• _DATA LINES_
┌──

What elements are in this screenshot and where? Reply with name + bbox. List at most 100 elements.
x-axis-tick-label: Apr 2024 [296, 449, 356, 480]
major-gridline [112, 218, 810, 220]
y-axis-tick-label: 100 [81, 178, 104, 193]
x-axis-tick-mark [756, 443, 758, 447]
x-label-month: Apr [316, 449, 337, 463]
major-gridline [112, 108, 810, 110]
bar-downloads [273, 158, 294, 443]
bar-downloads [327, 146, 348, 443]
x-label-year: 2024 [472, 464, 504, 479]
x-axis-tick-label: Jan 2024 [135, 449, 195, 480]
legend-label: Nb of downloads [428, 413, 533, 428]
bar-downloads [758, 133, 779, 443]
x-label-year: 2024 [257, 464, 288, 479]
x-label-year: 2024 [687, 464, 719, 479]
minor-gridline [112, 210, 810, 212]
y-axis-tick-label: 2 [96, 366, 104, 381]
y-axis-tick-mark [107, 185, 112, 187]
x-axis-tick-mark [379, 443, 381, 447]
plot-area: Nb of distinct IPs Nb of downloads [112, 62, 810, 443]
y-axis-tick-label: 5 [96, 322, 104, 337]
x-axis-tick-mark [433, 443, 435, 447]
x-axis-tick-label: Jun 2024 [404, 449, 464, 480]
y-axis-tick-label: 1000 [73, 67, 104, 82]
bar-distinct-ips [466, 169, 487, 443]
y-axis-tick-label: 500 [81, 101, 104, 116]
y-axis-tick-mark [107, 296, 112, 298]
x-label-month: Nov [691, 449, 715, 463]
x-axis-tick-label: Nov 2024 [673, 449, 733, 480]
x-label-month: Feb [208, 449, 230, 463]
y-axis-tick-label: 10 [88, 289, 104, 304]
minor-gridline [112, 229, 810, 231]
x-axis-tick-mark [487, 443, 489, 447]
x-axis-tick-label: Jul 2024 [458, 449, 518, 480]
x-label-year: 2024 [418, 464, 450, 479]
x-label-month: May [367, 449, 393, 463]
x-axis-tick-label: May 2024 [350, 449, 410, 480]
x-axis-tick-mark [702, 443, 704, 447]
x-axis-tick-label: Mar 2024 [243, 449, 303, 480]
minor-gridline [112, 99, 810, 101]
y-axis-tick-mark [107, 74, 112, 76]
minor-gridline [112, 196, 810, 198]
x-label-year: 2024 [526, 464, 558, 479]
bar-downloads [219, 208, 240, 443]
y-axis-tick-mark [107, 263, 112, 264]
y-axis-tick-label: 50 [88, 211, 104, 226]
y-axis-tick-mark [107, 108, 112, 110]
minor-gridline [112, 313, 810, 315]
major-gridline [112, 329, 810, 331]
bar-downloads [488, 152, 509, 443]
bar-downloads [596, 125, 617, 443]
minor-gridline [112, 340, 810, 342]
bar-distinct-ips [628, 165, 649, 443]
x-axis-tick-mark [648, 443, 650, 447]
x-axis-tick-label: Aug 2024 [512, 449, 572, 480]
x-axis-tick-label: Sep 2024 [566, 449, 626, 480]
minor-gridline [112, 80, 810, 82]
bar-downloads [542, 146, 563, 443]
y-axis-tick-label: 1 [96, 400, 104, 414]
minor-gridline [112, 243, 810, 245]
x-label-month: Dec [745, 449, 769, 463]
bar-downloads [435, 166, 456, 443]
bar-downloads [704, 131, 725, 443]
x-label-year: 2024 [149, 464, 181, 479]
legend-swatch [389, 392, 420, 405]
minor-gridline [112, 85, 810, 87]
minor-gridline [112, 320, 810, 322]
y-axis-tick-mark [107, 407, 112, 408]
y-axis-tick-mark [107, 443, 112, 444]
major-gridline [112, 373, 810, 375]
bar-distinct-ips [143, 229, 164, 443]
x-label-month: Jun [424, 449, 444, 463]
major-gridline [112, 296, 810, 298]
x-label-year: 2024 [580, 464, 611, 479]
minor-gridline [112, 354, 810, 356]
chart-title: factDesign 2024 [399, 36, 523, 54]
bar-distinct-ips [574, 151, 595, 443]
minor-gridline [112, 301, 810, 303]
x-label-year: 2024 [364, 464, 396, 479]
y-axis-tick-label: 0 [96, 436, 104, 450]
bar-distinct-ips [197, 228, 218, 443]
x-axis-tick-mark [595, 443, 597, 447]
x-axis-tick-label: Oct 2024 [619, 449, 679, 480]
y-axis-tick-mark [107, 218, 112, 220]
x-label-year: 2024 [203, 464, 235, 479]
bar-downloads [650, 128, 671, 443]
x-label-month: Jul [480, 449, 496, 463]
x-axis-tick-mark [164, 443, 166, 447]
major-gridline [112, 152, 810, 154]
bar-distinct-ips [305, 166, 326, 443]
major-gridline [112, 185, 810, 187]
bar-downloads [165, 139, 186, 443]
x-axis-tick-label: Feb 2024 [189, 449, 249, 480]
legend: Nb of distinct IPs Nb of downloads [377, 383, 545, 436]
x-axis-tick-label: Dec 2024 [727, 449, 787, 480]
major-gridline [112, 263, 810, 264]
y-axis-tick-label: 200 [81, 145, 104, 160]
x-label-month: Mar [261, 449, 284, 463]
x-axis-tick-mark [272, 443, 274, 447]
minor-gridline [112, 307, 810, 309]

└──

• _YOUR INSTRUCTIONS_
Please retype every line of the material above exactly.

• _FULL OUTPUT_
What elements are in this screenshot and where? Reply with name + bbox. List at most 100 elements.
x-axis-tick-label: Apr 2024 [296, 449, 356, 480]
major-gridline [112, 218, 810, 220]
y-axis-tick-label: 100 [81, 178, 104, 193]
x-axis-tick-mark [756, 443, 758, 447]
x-label-month: Apr [316, 449, 337, 463]
major-gridline [112, 108, 810, 110]
bar-downloads [273, 158, 294, 443]
bar-downloads [327, 146, 348, 443]
x-label-year: 2024 [472, 464, 504, 479]
x-axis-tick-label: Jan 2024 [135, 449, 195, 480]
legend-label: Nb of downloads [428, 413, 533, 428]
bar-downloads [758, 133, 779, 443]
x-label-year: 2024 [257, 464, 288, 479]
x-label-year: 2024 [687, 464, 719, 479]
minor-gridline [112, 210, 810, 212]
y-axis-tick-label: 2 [96, 366, 104, 381]
y-axis-tick-mark [107, 185, 112, 187]
x-axis-tick-mark [379, 443, 381, 447]
plot-area: Nb of distinct IPs Nb of downloads [112, 62, 810, 443]
y-axis-tick-label: 5 [96, 322, 104, 337]
x-axis-tick-mark [433, 443, 435, 447]
x-axis-tick-label: Jun 2024 [404, 449, 464, 480]
y-axis-tick-label: 1000 [73, 67, 104, 82]
bar-distinct-ips [466, 169, 487, 443]
y-axis-tick-label: 500 [81, 101, 104, 116]
y-axis-tick-mark [107, 296, 112, 298]
x-label-month: Nov [691, 449, 715, 463]
x-axis-tick-label: Nov 2024 [673, 449, 733, 480]
x-label-month: Feb [208, 449, 230, 463]
y-axis-tick-label: 10 [88, 289, 104, 304]
minor-gridline [112, 229, 810, 231]
x-axis-tick-mark [487, 443, 489, 447]
x-axis-tick-label: Jul 2024 [458, 449, 518, 480]
x-label-year: 2024 [418, 464, 450, 479]
x-label-month: May [367, 449, 393, 463]
x-axis-tick-label: May 2024 [350, 449, 410, 480]
x-axis-tick-mark [702, 443, 704, 447]
x-axis-tick-label: Mar 2024 [243, 449, 303, 480]
minor-gridline [112, 99, 810, 101]
y-axis-tick-mark [107, 74, 112, 76]
minor-gridline [112, 196, 810, 198]
x-label-year: 2024 [526, 464, 558, 479]
bar-downloads [219, 208, 240, 443]
y-axis-tick-mark [107, 263, 112, 264]
y-axis-tick-label: 50 [88, 211, 104, 226]
y-axis-tick-mark [107, 108, 112, 110]
minor-gridline [112, 313, 810, 315]
major-gridline [112, 329, 810, 331]
bar-downloads [488, 152, 509, 443]
bar-downloads [596, 125, 617, 443]
minor-gridline [112, 340, 810, 342]
bar-distinct-ips [628, 165, 649, 443]
x-axis-tick-mark [648, 443, 650, 447]
x-axis-tick-label: Aug 2024 [512, 449, 572, 480]
x-axis-tick-label: Sep 2024 [566, 449, 626, 480]
minor-gridline [112, 80, 810, 82]
bar-downloads [542, 146, 563, 443]
y-axis-tick-label: 1 [96, 400, 104, 414]
minor-gridline [112, 243, 810, 245]
x-label-month: Dec [745, 449, 769, 463]
bar-downloads [435, 166, 456, 443]
bar-downloads [704, 131, 725, 443]
x-label-year: 2024 [149, 464, 181, 479]
legend-swatch [389, 392, 420, 405]
minor-gridline [112, 85, 810, 87]
minor-gridline [112, 320, 810, 322]
y-axis-tick-mark [107, 407, 112, 408]
y-axis-tick-mark [107, 443, 112, 444]
major-gridline [112, 373, 810, 375]
bar-distinct-ips [143, 229, 164, 443]
x-label-month: Jun [424, 449, 444, 463]
major-gridline [112, 296, 810, 298]
x-label-year: 2024 [580, 464, 611, 479]
minor-gridline [112, 354, 810, 356]
chart-title: factDesign 2024 [399, 36, 523, 54]
bar-distinct-ips [574, 151, 595, 443]
minor-gridline [112, 301, 810, 303]
x-label-year: 2024 [364, 464, 396, 479]
y-axis-tick-label: 0 [96, 436, 104, 450]
bar-distinct-ips [197, 228, 218, 443]
x-axis-tick-mark [595, 443, 597, 447]
x-axis-tick-label: Oct 2024 [619, 449, 679, 480]
y-axis-tick-mark [107, 218, 112, 220]
x-label-year: 2024 [203, 464, 235, 479]
bar-downloads [650, 128, 671, 443]
x-label-month: Jul [480, 449, 496, 463]
x-axis-tick-mark [164, 443, 166, 447]
major-gridline [112, 152, 810, 154]
bar-distinct-ips [305, 166, 326, 443]
major-gridline [112, 185, 810, 187]
bar-downloads [165, 139, 186, 443]
x-axis-tick-label: Feb 2024 [189, 449, 249, 480]
legend: Nb of distinct IPs Nb of downloads [377, 383, 545, 436]
x-axis-tick-label: Dec 2024 [727, 449, 787, 480]
major-gridline [112, 263, 810, 264]
y-axis-tick-label: 200 [81, 145, 104, 160]
x-label-month: Mar [261, 449, 284, 463]
x-axis-tick-mark [272, 443, 274, 447]
minor-gridline [112, 307, 810, 309]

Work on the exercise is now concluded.